START DATA IN THIS EXERCISE
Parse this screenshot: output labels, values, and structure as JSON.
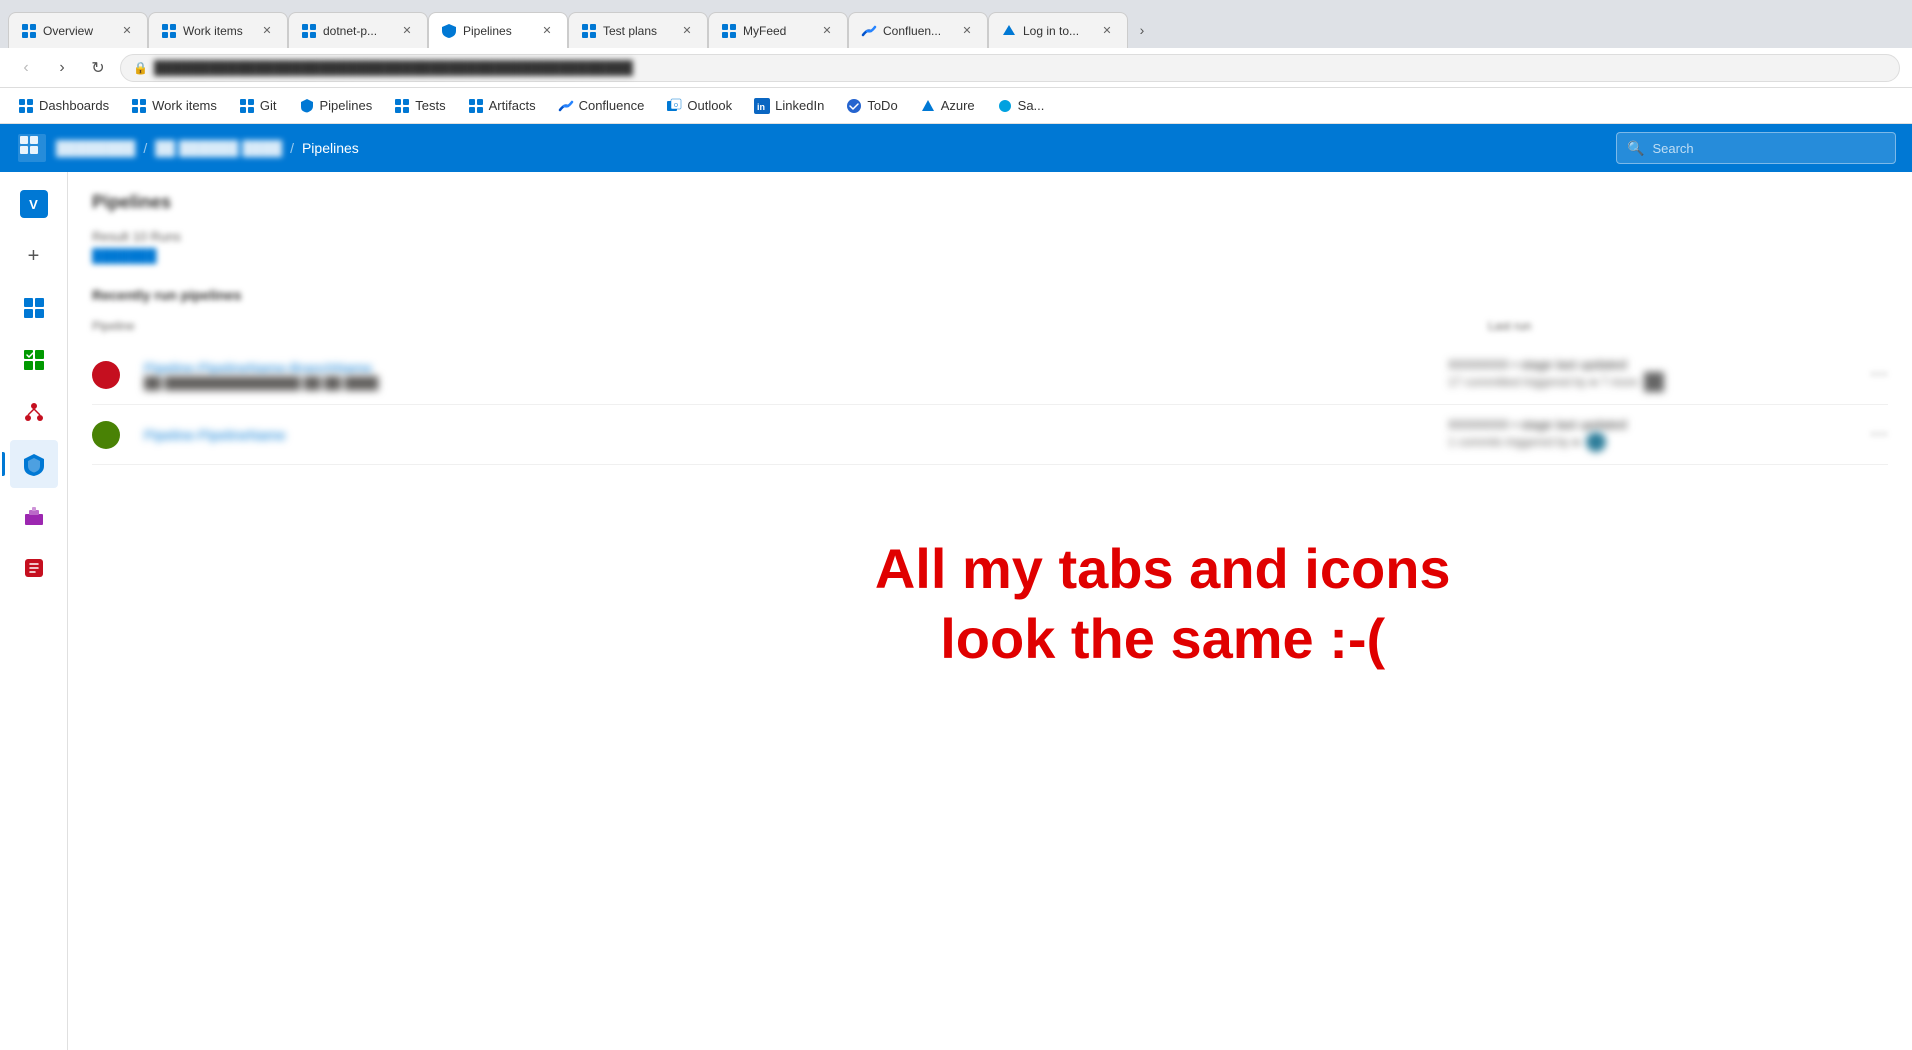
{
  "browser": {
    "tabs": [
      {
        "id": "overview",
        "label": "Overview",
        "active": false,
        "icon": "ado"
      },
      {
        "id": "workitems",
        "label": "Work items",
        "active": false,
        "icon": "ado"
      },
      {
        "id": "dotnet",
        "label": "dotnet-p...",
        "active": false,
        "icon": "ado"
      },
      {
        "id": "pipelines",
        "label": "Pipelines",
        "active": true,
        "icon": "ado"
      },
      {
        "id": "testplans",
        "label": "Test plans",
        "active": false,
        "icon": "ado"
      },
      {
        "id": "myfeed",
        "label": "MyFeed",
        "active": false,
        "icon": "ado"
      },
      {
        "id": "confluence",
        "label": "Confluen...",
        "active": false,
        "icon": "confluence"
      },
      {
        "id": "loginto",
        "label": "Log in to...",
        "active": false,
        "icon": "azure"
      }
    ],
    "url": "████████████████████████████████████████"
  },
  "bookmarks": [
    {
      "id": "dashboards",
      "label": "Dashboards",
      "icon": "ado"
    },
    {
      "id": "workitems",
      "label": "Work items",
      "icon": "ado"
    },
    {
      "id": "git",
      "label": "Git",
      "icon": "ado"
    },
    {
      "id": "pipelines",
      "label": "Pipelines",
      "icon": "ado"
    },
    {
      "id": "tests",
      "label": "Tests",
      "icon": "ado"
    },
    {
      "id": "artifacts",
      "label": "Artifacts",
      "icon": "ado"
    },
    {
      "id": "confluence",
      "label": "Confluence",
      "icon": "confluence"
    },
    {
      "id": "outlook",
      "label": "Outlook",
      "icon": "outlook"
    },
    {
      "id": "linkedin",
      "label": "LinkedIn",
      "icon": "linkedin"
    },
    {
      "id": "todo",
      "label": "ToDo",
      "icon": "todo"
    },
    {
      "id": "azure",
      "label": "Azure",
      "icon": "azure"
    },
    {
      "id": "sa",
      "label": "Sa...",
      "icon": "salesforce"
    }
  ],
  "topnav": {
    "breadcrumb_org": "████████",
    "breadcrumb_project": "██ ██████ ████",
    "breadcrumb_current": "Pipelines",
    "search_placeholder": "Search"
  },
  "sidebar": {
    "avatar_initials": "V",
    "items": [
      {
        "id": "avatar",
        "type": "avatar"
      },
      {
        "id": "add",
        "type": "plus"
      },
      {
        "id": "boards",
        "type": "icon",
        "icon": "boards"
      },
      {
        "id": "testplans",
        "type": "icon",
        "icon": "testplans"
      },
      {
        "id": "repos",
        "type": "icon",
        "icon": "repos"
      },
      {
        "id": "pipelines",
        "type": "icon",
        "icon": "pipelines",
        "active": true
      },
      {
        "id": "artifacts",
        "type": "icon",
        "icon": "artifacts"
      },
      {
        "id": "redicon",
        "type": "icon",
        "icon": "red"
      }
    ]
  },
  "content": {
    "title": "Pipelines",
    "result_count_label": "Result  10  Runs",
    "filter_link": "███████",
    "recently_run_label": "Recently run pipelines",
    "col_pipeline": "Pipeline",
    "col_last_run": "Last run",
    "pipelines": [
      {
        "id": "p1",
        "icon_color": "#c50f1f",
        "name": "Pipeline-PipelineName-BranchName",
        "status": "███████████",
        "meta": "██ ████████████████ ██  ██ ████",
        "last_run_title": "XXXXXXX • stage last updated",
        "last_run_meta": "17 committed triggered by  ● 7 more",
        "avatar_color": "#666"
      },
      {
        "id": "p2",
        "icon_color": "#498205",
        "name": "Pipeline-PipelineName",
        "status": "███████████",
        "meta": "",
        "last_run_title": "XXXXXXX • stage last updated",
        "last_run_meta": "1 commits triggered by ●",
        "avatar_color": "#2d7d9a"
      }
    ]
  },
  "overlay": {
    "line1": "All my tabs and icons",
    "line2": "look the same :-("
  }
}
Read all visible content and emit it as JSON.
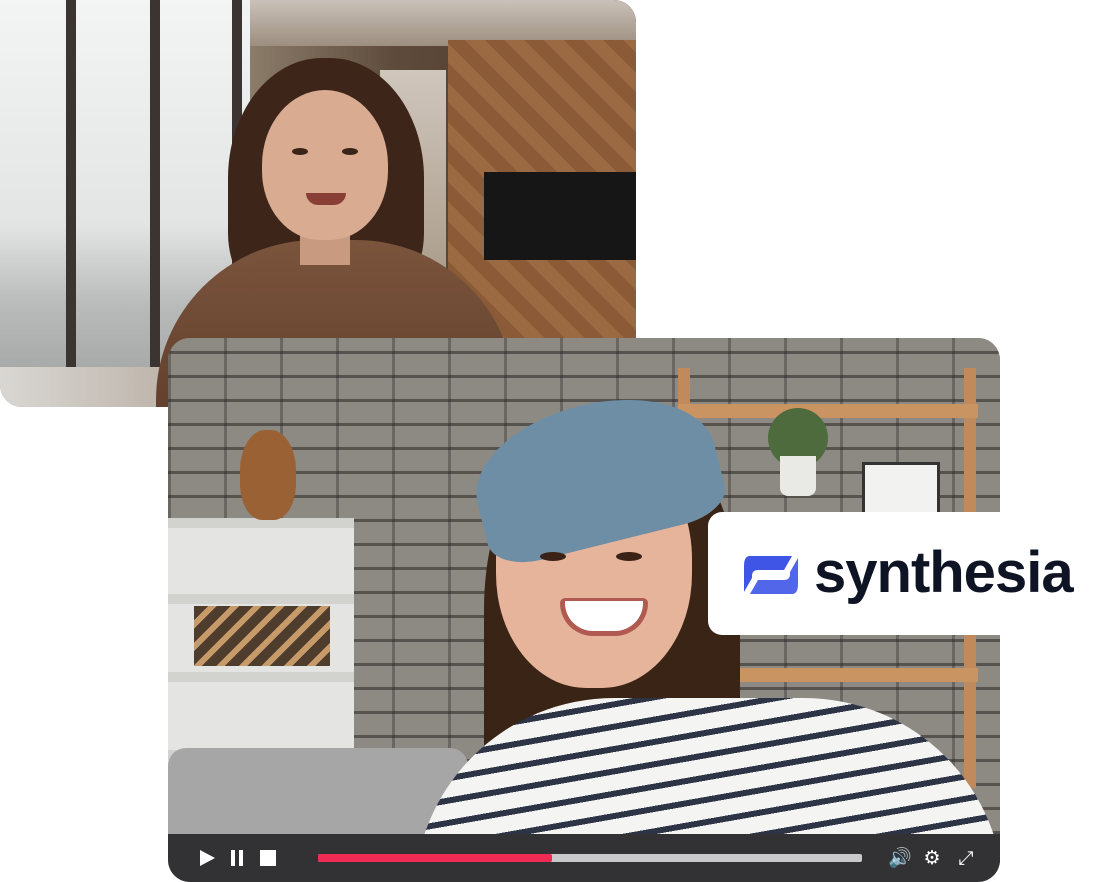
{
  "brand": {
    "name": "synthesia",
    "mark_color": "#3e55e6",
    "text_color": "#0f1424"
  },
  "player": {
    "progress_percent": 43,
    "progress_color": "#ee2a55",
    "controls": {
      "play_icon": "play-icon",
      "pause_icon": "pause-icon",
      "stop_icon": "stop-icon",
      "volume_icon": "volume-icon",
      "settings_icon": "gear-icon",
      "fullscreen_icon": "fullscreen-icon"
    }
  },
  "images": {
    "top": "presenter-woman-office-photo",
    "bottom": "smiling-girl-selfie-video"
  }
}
END DATA IN THIS EXERCISE
TASK STATEMENT:
The records shown above are to be repeated exactly, with the pictures left out.

TASK RESULT:
Parse this screenshot: output labels, values, and structure as JSON.
{
  "browser": {
    "tabs": [
      {
        "id": "overview",
        "label": "Overview",
        "active": false,
        "icon": "ado"
      },
      {
        "id": "workitems",
        "label": "Work items",
        "active": false,
        "icon": "ado"
      },
      {
        "id": "dotnet",
        "label": "dotnet-p...",
        "active": false,
        "icon": "ado"
      },
      {
        "id": "pipelines",
        "label": "Pipelines",
        "active": true,
        "icon": "ado"
      },
      {
        "id": "testplans",
        "label": "Test plans",
        "active": false,
        "icon": "ado"
      },
      {
        "id": "myfeed",
        "label": "MyFeed",
        "active": false,
        "icon": "ado"
      },
      {
        "id": "confluence",
        "label": "Confluen...",
        "active": false,
        "icon": "confluence"
      },
      {
        "id": "loginto",
        "label": "Log in to...",
        "active": false,
        "icon": "azure"
      }
    ],
    "url": "████████████████████████████████████████"
  },
  "bookmarks": [
    {
      "id": "dashboards",
      "label": "Dashboards",
      "icon": "ado"
    },
    {
      "id": "workitems",
      "label": "Work items",
      "icon": "ado"
    },
    {
      "id": "git",
      "label": "Git",
      "icon": "ado"
    },
    {
      "id": "pipelines",
      "label": "Pipelines",
      "icon": "ado"
    },
    {
      "id": "tests",
      "label": "Tests",
      "icon": "ado"
    },
    {
      "id": "artifacts",
      "label": "Artifacts",
      "icon": "ado"
    },
    {
      "id": "confluence",
      "label": "Confluence",
      "icon": "confluence"
    },
    {
      "id": "outlook",
      "label": "Outlook",
      "icon": "outlook"
    },
    {
      "id": "linkedin",
      "label": "LinkedIn",
      "icon": "linkedin"
    },
    {
      "id": "todo",
      "label": "ToDo",
      "icon": "todo"
    },
    {
      "id": "azure",
      "label": "Azure",
      "icon": "azure"
    },
    {
      "id": "sa",
      "label": "Sa...",
      "icon": "salesforce"
    }
  ],
  "topnav": {
    "breadcrumb_org": "████████",
    "breadcrumb_project": "██ ██████ ████",
    "breadcrumb_current": "Pipelines",
    "search_placeholder": "Search"
  },
  "sidebar": {
    "avatar_initials": "V",
    "items": [
      {
        "id": "avatar",
        "type": "avatar"
      },
      {
        "id": "add",
        "type": "plus"
      },
      {
        "id": "boards",
        "type": "icon",
        "icon": "boards"
      },
      {
        "id": "testplans",
        "type": "icon",
        "icon": "testplans"
      },
      {
        "id": "repos",
        "type": "icon",
        "icon": "repos"
      },
      {
        "id": "pipelines",
        "type": "icon",
        "icon": "pipelines",
        "active": true
      },
      {
        "id": "artifacts",
        "type": "icon",
        "icon": "artifacts"
      },
      {
        "id": "redicon",
        "type": "icon",
        "icon": "red"
      }
    ]
  },
  "content": {
    "title": "Pipelines",
    "result_count_label": "Result  10  Runs",
    "filter_link": "███████",
    "recently_run_label": "Recently run pipelines",
    "col_pipeline": "Pipeline",
    "col_last_run": "Last run",
    "pipelines": [
      {
        "id": "p1",
        "icon_color": "#c50f1f",
        "name": "Pipeline-PipelineName-BranchName",
        "status": "███████████",
        "meta": "██ ████████████████ ██  ██ ████",
        "last_run_title": "XXXXXXX • stage last updated",
        "last_run_meta": "17 committed triggered by  ● 7 more",
        "avatar_color": "#666"
      },
      {
        "id": "p2",
        "icon_color": "#498205",
        "name": "Pipeline-PipelineName",
        "status": "███████████",
        "meta": "",
        "last_run_title": "XXXXXXX • stage last updated",
        "last_run_meta": "1 commits triggered by ●",
        "avatar_color": "#2d7d9a"
      }
    ]
  },
  "overlay": {
    "line1": "All my tabs and icons",
    "line2": "look the same :-("
  }
}
Read all visible content and emit it as JSON.
{
  "brand": {
    "name": "synthesia",
    "mark_color": "#3e55e6",
    "text_color": "#0f1424"
  },
  "player": {
    "progress_percent": 43,
    "progress_color": "#ee2a55",
    "controls": {
      "play_icon": "play-icon",
      "pause_icon": "pause-icon",
      "stop_icon": "stop-icon",
      "volume_icon": "volume-icon",
      "settings_icon": "gear-icon",
      "fullscreen_icon": "fullscreen-icon"
    }
  },
  "images": {
    "top": "presenter-woman-office-photo",
    "bottom": "smiling-girl-selfie-video"
  }
}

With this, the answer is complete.